Figure 7—figure supplement 1
Megf10 cell autonomy: Characterization of conditional mutant mice.

(A) Six3-Megf10-cKO mice phenocopy SAC sublayer formation errors seen in null mutants. Cross-sections through central retina of P2 Six3-Megf10-cKO and littermate control mice. Immunostaining for Megf10:βgal and Sox2 revealed SAC morphology. Control SACs (left) have formed IPL sublayers by P2 and they rarely project to soma layers. In Six3-Megf10-cKO mice (right), sublayers are absent and SACs project exuberantly to soma layers (arrows). (B) The same Six3-Megf10-cKO Cre-negative SAC from Figure 6B (arrow). βgal and GFP (Cre reporter) channels are shown separately (middle, bottom) to demonstrate lack of GFP expression in this cell. (C) Another example of a Cre reporter-negative Six3-Megf10-cKO SAC (arrow) surrounded by mutant Cre-positive cells (asterisks). All five cells, including the unrecombined one, participate in an aberrant INL dendritic network (bottom). (D) GFP Cre reporter is a reliable proxy for MEGF10 protein expression status in Six3-Megf10-cKO mice. Cre+ SACs (left, center panels) express the GFP reporter and lack MEGF10 immunoreactivity. Cre SACs lack GFP reporter expression and retain MEGF10 immunoreactivity. Arrows, Sox2+ SACs (or their position). (E,F) Timing of MEGF10 protein loss in Chat-Megf10-cKO mice. At P3 (E), MEGF10 immunoreactivity is much lower in mutants (right) than in littermate controls (ChatCre; Megf10flox/+,left), but most SACs still express some protein (arrows indicate examples of MEGF10-positive cells). At P5 (F), MEGF10 immunoreactivity is virtually absent in mutants but readily detectable in controls. Arrowheads, SAC IPL strata. Vertical bar, IPL. Scale bars: 10 µm (A–D); 25 µm (E,F). Scale bar in C applies to B, and bar in E applies to F.

****************

Exercise goal: In the figure caption, at what age is MEGF10 immunoreactivity virtually absent in Chat-Megf10-cKO mutants?

****************

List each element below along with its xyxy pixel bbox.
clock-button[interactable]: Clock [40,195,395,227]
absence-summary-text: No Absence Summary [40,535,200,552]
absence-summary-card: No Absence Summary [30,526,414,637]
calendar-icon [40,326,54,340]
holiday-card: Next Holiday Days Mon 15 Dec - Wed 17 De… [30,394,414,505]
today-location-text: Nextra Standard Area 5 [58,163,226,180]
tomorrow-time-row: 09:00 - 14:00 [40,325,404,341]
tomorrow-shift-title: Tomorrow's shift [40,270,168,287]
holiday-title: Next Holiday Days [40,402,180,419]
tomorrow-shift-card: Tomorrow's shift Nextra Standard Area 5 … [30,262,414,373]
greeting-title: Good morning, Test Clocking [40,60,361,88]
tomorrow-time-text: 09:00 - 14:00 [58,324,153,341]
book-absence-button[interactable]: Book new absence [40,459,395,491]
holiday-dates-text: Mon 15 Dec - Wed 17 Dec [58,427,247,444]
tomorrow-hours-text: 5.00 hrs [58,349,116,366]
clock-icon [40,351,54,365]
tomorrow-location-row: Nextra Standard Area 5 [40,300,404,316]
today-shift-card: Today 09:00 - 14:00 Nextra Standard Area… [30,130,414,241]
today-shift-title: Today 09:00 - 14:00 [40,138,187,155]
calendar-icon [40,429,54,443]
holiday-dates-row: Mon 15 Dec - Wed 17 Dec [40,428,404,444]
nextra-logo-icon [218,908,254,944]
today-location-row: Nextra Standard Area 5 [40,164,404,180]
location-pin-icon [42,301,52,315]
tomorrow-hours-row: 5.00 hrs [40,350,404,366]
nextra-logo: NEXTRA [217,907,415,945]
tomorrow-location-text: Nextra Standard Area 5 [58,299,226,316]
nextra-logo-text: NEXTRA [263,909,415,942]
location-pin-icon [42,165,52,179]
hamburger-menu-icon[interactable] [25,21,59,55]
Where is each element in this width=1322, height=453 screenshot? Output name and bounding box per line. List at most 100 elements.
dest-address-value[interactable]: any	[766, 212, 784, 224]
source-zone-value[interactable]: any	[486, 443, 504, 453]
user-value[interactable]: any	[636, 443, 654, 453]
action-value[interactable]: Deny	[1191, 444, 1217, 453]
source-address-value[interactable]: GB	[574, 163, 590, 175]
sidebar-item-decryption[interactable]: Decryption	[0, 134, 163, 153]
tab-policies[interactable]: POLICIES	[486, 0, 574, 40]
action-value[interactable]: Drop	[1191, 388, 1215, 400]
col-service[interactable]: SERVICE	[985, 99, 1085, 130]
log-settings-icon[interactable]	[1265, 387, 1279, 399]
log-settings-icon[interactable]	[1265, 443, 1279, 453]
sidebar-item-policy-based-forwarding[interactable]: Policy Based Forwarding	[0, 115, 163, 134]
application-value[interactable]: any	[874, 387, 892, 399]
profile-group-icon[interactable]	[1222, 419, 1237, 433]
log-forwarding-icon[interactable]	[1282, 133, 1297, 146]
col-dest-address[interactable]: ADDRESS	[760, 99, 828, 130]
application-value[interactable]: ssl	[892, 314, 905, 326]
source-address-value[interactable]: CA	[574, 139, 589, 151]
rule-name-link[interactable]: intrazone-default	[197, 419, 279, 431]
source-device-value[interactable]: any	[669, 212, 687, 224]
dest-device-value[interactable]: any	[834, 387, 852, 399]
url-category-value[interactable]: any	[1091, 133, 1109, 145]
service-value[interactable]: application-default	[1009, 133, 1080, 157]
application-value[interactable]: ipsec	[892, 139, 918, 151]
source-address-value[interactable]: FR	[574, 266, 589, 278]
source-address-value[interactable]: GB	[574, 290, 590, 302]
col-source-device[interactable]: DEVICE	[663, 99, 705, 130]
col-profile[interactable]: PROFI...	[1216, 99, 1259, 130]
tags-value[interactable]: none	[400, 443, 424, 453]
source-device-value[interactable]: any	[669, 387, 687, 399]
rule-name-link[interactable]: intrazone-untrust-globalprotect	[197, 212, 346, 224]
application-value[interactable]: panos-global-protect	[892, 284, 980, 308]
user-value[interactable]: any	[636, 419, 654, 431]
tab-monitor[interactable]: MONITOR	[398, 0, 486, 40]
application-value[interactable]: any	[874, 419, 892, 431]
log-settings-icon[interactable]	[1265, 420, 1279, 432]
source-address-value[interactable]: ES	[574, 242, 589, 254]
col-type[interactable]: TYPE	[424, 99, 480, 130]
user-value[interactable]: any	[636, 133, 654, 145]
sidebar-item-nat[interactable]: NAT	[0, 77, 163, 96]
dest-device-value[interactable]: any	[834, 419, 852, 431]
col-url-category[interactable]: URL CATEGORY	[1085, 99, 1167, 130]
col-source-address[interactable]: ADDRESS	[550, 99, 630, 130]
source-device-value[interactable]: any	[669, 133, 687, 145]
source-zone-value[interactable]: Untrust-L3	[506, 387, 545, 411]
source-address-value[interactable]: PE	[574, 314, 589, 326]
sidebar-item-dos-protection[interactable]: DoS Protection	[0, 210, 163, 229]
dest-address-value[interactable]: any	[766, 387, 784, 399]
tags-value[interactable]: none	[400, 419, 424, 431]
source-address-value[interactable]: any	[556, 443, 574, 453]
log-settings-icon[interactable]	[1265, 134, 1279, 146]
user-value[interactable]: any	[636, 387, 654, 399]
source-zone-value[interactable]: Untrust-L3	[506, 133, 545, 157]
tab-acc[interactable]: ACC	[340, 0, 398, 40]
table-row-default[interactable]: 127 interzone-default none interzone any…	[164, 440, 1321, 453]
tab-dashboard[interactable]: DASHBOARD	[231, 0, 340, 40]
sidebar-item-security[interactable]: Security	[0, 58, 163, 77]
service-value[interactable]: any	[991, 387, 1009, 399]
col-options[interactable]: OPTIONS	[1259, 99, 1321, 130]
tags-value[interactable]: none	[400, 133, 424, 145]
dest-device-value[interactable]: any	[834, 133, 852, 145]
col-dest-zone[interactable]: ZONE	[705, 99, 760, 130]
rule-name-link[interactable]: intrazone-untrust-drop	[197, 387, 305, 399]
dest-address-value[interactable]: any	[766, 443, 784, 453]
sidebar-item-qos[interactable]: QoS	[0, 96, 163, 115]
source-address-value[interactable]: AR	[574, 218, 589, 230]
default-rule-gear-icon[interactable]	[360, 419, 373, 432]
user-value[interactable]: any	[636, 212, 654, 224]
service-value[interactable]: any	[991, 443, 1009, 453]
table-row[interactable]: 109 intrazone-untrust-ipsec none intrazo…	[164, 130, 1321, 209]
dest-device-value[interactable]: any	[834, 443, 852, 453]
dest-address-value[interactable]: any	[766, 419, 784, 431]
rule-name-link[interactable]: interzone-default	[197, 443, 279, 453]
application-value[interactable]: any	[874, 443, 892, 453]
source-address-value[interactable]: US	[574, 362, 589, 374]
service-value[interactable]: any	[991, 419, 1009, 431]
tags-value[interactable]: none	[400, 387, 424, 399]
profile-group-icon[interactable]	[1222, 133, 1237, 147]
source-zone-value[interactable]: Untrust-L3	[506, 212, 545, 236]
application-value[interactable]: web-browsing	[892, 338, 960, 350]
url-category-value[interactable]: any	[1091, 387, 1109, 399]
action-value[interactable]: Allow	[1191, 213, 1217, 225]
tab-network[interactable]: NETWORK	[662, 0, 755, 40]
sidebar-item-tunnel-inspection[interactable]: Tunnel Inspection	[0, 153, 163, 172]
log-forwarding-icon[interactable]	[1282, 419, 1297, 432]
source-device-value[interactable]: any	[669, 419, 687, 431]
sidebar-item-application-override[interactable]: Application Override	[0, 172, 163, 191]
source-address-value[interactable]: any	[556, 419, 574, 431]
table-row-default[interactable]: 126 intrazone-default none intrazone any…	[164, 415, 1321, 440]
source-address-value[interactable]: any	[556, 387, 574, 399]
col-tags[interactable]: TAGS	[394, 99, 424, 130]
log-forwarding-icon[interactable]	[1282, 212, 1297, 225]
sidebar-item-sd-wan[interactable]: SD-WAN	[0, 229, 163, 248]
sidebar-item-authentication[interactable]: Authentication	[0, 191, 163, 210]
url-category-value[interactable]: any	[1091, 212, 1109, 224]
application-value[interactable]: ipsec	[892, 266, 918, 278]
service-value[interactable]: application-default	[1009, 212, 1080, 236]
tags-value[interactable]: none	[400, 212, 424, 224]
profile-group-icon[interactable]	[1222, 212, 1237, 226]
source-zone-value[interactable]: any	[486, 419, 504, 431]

****************

Written response: At P5